--- Start of EXERCISE MATERIAL ---

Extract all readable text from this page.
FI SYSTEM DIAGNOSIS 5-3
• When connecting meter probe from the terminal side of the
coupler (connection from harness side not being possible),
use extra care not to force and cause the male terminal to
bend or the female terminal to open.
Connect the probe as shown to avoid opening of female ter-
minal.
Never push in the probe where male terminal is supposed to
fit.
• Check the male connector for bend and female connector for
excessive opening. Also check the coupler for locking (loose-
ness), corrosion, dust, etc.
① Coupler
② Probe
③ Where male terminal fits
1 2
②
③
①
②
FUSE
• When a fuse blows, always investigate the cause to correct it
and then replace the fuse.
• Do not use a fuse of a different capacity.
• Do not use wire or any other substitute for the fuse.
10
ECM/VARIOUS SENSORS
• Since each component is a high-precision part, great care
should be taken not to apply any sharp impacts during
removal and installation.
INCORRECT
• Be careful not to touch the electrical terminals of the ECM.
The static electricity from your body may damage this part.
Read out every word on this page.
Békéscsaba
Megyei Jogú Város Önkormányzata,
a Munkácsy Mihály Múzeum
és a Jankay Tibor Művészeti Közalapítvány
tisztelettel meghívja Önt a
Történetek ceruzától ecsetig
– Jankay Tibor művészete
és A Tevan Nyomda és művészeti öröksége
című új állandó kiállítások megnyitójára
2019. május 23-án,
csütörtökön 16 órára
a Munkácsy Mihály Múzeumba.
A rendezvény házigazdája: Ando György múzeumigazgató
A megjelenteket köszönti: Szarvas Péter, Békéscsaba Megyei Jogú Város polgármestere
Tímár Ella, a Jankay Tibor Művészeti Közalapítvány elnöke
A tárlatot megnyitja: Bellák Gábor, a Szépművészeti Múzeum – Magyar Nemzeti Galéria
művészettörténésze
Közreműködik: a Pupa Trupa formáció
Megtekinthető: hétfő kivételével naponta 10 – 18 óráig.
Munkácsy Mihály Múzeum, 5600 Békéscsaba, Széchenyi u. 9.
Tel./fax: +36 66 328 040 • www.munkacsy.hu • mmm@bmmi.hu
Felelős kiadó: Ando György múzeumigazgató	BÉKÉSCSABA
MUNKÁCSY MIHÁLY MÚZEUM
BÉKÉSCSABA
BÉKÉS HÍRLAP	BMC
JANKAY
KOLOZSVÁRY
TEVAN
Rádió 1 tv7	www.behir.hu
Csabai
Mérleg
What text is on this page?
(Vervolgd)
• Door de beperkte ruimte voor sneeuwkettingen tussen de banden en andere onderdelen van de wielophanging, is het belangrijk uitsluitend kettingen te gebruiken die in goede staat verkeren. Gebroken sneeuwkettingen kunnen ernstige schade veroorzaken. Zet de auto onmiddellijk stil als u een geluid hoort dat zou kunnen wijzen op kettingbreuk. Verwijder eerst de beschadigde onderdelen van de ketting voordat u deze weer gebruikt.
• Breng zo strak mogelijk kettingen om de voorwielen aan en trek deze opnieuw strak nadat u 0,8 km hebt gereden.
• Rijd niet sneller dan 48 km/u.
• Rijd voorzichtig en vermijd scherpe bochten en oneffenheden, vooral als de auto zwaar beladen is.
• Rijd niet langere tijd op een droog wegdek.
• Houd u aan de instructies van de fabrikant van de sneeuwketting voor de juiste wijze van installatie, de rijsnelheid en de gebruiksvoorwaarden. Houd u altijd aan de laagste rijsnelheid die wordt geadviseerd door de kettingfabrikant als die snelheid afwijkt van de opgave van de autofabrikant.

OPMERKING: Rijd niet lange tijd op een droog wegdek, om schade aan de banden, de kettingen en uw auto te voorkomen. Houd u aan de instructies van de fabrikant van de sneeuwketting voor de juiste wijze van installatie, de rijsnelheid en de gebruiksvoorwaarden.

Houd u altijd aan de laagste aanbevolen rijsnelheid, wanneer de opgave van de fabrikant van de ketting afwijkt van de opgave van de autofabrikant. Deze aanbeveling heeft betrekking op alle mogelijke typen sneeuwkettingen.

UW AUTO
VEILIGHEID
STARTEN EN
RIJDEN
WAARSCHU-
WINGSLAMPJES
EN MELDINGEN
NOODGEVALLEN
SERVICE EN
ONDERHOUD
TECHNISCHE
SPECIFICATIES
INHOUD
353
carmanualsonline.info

--- End of EXERCISE MATERIAL ---

> **WHAT YOU SHOULD DO**:
From the preceding material, extract every line exactly.

> **ANSWER TO THE TASK**:
Extract all readable text from this page.
FI SYSTEM DIAGNOSIS 5-3
• When connecting meter probe from the terminal side of the
coupler (connection from harness side not being possible),
use extra care not to force and cause the male terminal to
bend or the female terminal to open.
Connect the probe as shown to avoid opening of female ter-
minal.
Never push in the probe where male terminal is supposed to
fit.
• Check the male connector for bend and female connector for
excessive opening. Also check the coupler for locking (loose-
ness), corrosion, dust, etc.
① Coupler
② Probe
③ Where male terminal fits
1 2
②
③
①
②
FUSE
• When a fuse blows, always investigate the cause to correct it
and then replace the fuse.
• Do not use a fuse of a different capacity.
• Do not use wire or any other substitute for the fuse.
10
ECM/VARIOUS SENSORS
• Since each component is a high-precision part, great care
should be taken not to apply any sharp impacts during
removal and installation.
INCORRECT
• Be careful not to touch the electrical terminals of the ECM.
The static electricity from your body may damage this part.
Read out every word on this page.
Békéscsaba
Megyei Jogú Város Önkormányzata,
a Munkácsy Mihály Múzeum
és a Jankay Tibor Művészeti Közalapítvány
tisztelettel meghívja Önt a
Történetek ceruzától ecsetig
– Jankay Tibor művészete
és A Tevan Nyomda és művészeti öröksége
című új állandó kiállítások megnyitójára
2019. május 23-án,
csütörtökön 16 órára
a Munkácsy Mihály Múzeumba.
A rendezvény házigazdája: Ando György múzeumigazgató
A megjelenteket köszönti: Szarvas Péter, Békéscsaba Megyei Jogú Város polgármestere
Tímár Ella, a Jankay Tibor Művészeti Közalapítvány elnöke
A tárlatot megnyitja: Bellák Gábor, a Szépművészeti Múzeum – Magyar Nemzeti Galéria
művészettörténésze
Közreműködik: a Pupa Trupa formáció
Megtekinthető: hétfő kivételével naponta 10 – 18 óráig.
Munkácsy Mihály Múzeum, 5600 Békéscsaba, Széchenyi u. 9.
Tel./fax: +36 66 328 040 • www.munkacsy.hu • mmm@bmmi.hu
Felelős kiadó: Ando György múzeumigazgató	BÉKÉSCSABA
MUNKÁCSY MIHÁLY MÚZEUM
BÉKÉSCSABA
BÉKÉS HÍRLAP	BMC
JANKAY
KOLOZSVÁRY
TEVAN
Rádió 1 tv7	www.behir.hu
Csabai
Mérleg
What text is on this page?
(Vervolgd)
• Door de beperkte ruimte voor sneeuwkettingen tussen de banden en andere onderdelen van de wielophanging, is het belangrijk uitsluitend kettingen te gebruiken die in goede staat verkeren. Gebroken sneeuwkettingen kunnen ernstige schade veroorzaken. Zet de auto onmiddellijk stil als u een geluid hoort dat zou kunnen wijzen op kettingbreuk. Verwijder eerst de beschadigde onderdelen van de ketting voordat u deze weer gebruikt.
• Breng zo strak mogelijk kettingen om de voorwielen aan en trek deze opnieuw strak nadat u 0,8 km hebt gereden.
• Rijd niet sneller dan 48 km/u.
• Rijd voorzichtig en vermijd scherpe bochten en oneffenheden, vooral als de auto zwaar beladen is.
• Rijd niet langere tijd op een droog wegdek.
• Houd u aan de instructies van de fabrikant van de sneeuwketting voor de juiste wijze van installatie, de rijsnelheid en de gebruiksvoorwaarden. Houd u altijd aan de laagste rijsnelheid die wordt geadviseerd door de kettingfabrikant als die snelheid afwijkt van de opgave van de autofabrikant.

OPMERKING: Rijd niet lange tijd op een droog wegdek, om schade aan de banden, de kettingen en uw auto te voorkomen. Houd u aan de instructies van de fabrikant van de sneeuwketting voor de juiste wijze van installatie, de rijsnelheid en de gebruiksvoorwaarden.

Houd u altijd aan de laagste aanbevolen rijsnelheid, wanneer de opgave van de fabrikant van de ketting afwijkt van de opgave van de autofabrikant. Deze aanbeveling heeft betrekking op alle mogelijke typen sneeuwkettingen.

UW AUTO
VEILIGHEID
STARTEN EN
RIJDEN
WAARSCHU-
WINGSLAMPJES
EN MELDINGEN
NOODGEVALLEN
SERVICE EN
ONDERHOUD
TECHNISCHE
SPECIFICATIES
INHOUD
353
carmanualsonline.info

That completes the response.